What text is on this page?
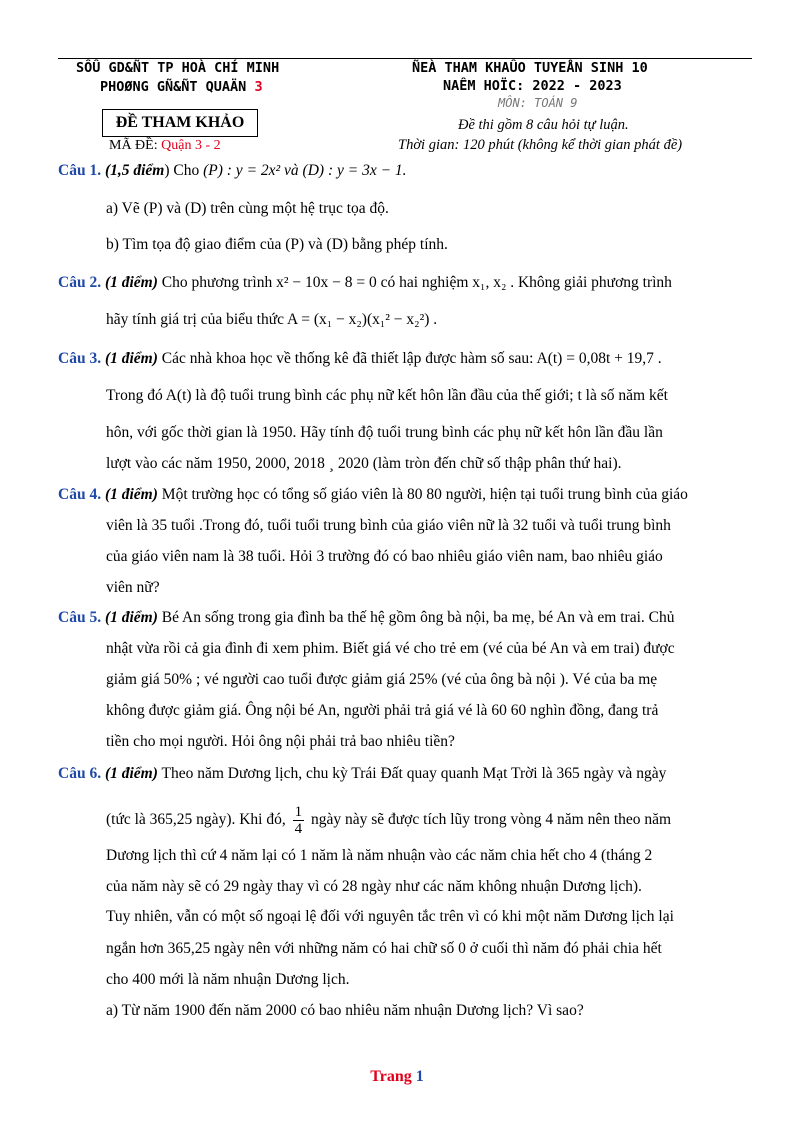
SÔÛ GD&ÑT TP HOÀ CHÍ MINH
PHOØNG GÑ&ÑT QUAÄN 3
ÑEÀ THAM KHAÛO TUYEÅN SINH 10
NAÊM HOÏC: 2022 - 2023
MÔN: TOÁN 9
ĐỀ THAM KHẢO
MÃ ĐỀ: Quận 3 - 2
Đề thi gồm 8 câu hỏi tự luận.
Thời gian: 120 phút (không kể thời gian phát đề)
Câu 1. (1,5 điểm) Cho (P) : y = 2x² và (D) : y = 3x − 1.
a) Vẽ (P) và (D) trên cùng một hệ trục tọa độ.
b) Tìm tọa độ giao điểm của (P) và (D) bằng phép tính.
Câu 2. (1 điểm) Cho phương trình x² − 10x − 8 = 0 có hai nghiệm x₁, x₂ . Không giải phương trình
hãy tính giá trị của biểu thức A = (x₁ − x₂)(x₁² − x₂²) .
Câu 3. (1 điểm) Các nhà khoa học về thống kê đã thiết lập được hàm số sau: A(t) = 0,08t + 19,7 .
Trong đó A(t) là độ tuổi trung bình các phụ nữ kết hôn lần đầu của thế giới; t là số năm kết
hôn, với gốc thời gian là 1950. Hãy tính độ tuổi trung bình các phụ nữ kết hôn lần đầu lần
lượt vào các năm 1950, 2000, 2018 ¸ 2020 (làm tròn đến chữ số thập phân thứ hai).
Câu 4. (1 điểm) Một trường học có tổng số giáo viên là 80 80 người, hiện tại tuổi trung bình của giáo
viên là 35 tuổi .Trong đó, tuổi tuổi trung bình của giáo viên nữ là 32 tuổi và tuổi trung bình
của giáo viên nam là 38 tuổi. Hỏi 3 trường đó có bao nhiêu giáo viên nam, bao nhiêu giáo
viên nữ?
Câu 5. (1 điểm) Bé An sống trong gia đình ba thế hệ gồm ông bà nội, ba mẹ, bé An và em trai. Chủ
nhật vừa rồi cả gia đình đi xem phim. Biết giá vé cho trẻ em (vé của bé An và em trai) được
giảm giá 50% ; vé người cao tuổi được giảm giá 25% (vé của ông bà nội ). Vé của ba mẹ
không được giảm giá. Ông nội bé An, người phải trả giá vé là 60 60 nghìn đồng, đang trả
tiền cho mọi người. Hỏi ông nội phải trả bao nhiêu tiền?
Câu 6. (1 điểm) Theo năm Dương lịch, chu kỳ Trái Đất quay quanh Mạt Trời là 365 ngày và ngày
(tức là 365,25 ngày). Khi đó, $\frac{1}{4}$ ngày này sẽ được tích lũy trong vòng 4 năm nên theo năm
Dương lịch thì cứ 4 năm lại có 1 năm là năm nhuận vào các năm chia hết cho 4 (tháng 2
của năm này sẽ có 29 ngày thay vì có 28 ngày như các năm không nhuận Dương lịch).
Tuy nhiên, vẫn có một số ngoại lệ đối với nguyên tắc trên vì có khi một năm Dương lịch lại
ngắn hơn 365,25 ngày nên với những năm có hai chữ số 0 ở cuối thì năm đó phải chia hết
cho 400 mới là năm nhuận Dương lịch.
a) Từ năm 1900 đến năm 2000 có bao nhiêu năm nhuận Dương lịch? Vì sao?
Trang 1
- - - - - - -
Exercise brief: Working from the entries above, return all lines that contain "THAM".

Result of the exercise:
ÑEÀ THAM KHAÛO TUYEÅN SINH 10
ĐỀ THAM KHẢO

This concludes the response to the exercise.